■ **ARBEITSAUFTRAG**
Zitiere die Auflistung wortgetreu, und zwar alles vom Anfang bis einschließlich der Zeile mit „- forecast-day-name: Tue:: [825, 150, 860, 163]“.

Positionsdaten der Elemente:
──────────────────────────────

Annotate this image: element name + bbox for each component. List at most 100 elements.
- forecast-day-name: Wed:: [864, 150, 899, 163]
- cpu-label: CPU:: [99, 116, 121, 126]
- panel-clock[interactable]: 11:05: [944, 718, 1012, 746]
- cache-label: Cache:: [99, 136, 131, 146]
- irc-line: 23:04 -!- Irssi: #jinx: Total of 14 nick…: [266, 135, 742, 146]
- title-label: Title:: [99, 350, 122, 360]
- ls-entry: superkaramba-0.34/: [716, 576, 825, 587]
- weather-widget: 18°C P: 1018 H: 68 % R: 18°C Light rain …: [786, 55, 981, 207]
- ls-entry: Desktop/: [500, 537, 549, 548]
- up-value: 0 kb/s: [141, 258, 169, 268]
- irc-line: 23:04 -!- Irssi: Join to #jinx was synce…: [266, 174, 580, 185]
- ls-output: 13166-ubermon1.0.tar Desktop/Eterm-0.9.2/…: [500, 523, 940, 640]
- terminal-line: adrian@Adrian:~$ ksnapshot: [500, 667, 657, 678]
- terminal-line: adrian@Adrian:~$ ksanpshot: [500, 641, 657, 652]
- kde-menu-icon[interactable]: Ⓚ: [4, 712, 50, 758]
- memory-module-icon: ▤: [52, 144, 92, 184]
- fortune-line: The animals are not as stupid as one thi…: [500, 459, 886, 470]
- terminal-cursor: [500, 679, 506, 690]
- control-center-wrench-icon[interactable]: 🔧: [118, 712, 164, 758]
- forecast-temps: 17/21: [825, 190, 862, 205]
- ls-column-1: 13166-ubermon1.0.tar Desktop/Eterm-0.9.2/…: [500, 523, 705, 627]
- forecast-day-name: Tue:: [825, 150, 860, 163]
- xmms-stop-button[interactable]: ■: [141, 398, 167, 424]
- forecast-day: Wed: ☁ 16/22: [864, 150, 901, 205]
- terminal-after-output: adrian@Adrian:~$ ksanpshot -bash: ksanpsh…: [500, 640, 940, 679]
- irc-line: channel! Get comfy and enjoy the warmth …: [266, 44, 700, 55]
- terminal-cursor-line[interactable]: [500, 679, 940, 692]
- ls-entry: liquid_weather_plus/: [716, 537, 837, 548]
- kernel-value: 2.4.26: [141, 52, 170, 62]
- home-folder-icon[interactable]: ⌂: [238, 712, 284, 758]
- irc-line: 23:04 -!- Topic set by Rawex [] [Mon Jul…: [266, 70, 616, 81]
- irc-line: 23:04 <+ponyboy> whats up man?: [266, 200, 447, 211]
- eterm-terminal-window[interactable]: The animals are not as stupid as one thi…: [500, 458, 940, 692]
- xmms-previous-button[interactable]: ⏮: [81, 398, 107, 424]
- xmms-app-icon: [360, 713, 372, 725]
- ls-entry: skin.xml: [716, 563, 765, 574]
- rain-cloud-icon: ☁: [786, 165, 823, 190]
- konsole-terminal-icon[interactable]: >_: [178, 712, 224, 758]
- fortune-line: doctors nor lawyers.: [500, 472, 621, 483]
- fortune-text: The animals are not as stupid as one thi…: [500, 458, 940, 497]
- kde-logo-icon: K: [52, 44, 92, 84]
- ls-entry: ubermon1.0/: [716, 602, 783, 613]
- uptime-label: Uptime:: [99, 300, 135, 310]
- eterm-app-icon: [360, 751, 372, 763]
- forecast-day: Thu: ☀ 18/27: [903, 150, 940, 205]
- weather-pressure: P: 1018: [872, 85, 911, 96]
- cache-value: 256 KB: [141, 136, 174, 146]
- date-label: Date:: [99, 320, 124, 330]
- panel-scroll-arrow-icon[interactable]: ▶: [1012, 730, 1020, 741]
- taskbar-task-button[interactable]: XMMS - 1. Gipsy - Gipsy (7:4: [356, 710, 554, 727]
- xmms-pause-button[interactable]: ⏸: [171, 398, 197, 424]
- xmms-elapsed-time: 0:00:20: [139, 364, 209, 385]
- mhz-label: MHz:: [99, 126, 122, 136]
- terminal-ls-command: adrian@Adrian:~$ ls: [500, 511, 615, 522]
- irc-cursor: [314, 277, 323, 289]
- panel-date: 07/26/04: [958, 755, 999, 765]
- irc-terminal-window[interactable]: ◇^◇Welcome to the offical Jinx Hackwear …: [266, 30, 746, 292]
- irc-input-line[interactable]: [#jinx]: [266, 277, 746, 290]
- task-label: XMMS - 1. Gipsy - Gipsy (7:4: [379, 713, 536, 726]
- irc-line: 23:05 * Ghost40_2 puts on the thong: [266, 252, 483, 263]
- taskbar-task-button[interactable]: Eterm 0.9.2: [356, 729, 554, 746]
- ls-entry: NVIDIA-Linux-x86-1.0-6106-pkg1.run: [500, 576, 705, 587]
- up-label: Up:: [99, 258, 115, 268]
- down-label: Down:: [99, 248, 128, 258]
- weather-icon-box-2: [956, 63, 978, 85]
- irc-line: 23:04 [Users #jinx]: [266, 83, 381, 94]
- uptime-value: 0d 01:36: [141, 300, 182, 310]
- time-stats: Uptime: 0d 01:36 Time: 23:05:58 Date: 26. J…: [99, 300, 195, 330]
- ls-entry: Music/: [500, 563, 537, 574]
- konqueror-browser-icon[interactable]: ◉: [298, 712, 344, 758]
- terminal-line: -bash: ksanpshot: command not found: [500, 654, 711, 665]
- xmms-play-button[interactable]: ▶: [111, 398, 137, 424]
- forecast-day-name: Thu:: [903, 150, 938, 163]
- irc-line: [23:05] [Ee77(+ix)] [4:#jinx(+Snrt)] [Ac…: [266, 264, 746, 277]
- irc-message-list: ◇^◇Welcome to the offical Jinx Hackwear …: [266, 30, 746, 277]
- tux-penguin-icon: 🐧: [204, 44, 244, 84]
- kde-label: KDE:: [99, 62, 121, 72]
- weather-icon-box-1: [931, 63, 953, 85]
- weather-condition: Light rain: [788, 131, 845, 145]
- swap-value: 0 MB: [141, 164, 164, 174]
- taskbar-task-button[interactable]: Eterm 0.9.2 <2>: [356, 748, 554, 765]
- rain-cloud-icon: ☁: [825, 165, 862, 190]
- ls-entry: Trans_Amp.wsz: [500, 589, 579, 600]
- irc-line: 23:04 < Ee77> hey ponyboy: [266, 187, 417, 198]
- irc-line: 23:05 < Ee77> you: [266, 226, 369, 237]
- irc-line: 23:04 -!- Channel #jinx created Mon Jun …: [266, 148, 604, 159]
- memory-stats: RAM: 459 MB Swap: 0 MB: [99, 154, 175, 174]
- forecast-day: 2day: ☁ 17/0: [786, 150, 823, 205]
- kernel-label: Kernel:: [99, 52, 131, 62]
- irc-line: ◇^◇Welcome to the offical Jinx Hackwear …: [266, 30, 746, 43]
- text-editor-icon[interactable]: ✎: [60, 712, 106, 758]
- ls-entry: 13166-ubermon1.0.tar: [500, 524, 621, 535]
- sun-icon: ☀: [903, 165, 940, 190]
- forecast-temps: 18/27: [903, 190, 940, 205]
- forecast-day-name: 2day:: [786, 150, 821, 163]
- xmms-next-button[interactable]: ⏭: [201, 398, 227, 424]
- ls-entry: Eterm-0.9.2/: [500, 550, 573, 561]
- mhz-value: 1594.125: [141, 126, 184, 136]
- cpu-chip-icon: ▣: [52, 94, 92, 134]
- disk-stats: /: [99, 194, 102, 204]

──────────────────────────────

■ **MUSTERLÖSUNG**
Annotate this image: element name + bbox for each component. List at most 100 elements.
- forecast-day-name: Wed:: [864, 150, 899, 163]
- cpu-label: CPU:: [99, 116, 121, 126]
- panel-clock[interactable]: 11:05: [944, 718, 1012, 746]
- cache-label: Cache:: [99, 136, 131, 146]
- irc-line: 23:04 -!- Irssi: #jinx: Total of 14 nick…: [266, 135, 742, 146]
- title-label: Title:: [99, 350, 122, 360]
- ls-entry: superkaramba-0.34/: [716, 576, 825, 587]
- weather-widget: 18°C P: 1018 H: 68 % R: 18°C Light rain …: [786, 55, 981, 207]
- ls-entry: Desktop/: [500, 537, 549, 548]
- up-value: 0 kb/s: [141, 258, 169, 268]
- irc-line: 23:04 -!- Irssi: Join to #jinx was synce…: [266, 174, 580, 185]
- ls-output: 13166-ubermon1.0.tar Desktop/Eterm-0.9.2/…: [500, 523, 940, 640]
- terminal-line: adrian@Adrian:~$ ksnapshot: [500, 667, 657, 678]
- terminal-line: adrian@Adrian:~$ ksanpshot: [500, 641, 657, 652]
- kde-menu-icon[interactable]: Ⓚ: [4, 712, 50, 758]
- memory-module-icon: ▤: [52, 144, 92, 184]
- fortune-line: The animals are not as stupid as one thi…: [500, 459, 886, 470]
- terminal-cursor: [500, 679, 506, 690]
- control-center-wrench-icon[interactable]: 🔧: [118, 712, 164, 758]
- forecast-temps: 17/21: [825, 190, 862, 205]
- ls-column-1: 13166-ubermon1.0.tar Desktop/Eterm-0.9.2/…: [500, 523, 705, 627]
- forecast-day-name: Tue:: [825, 150, 860, 163]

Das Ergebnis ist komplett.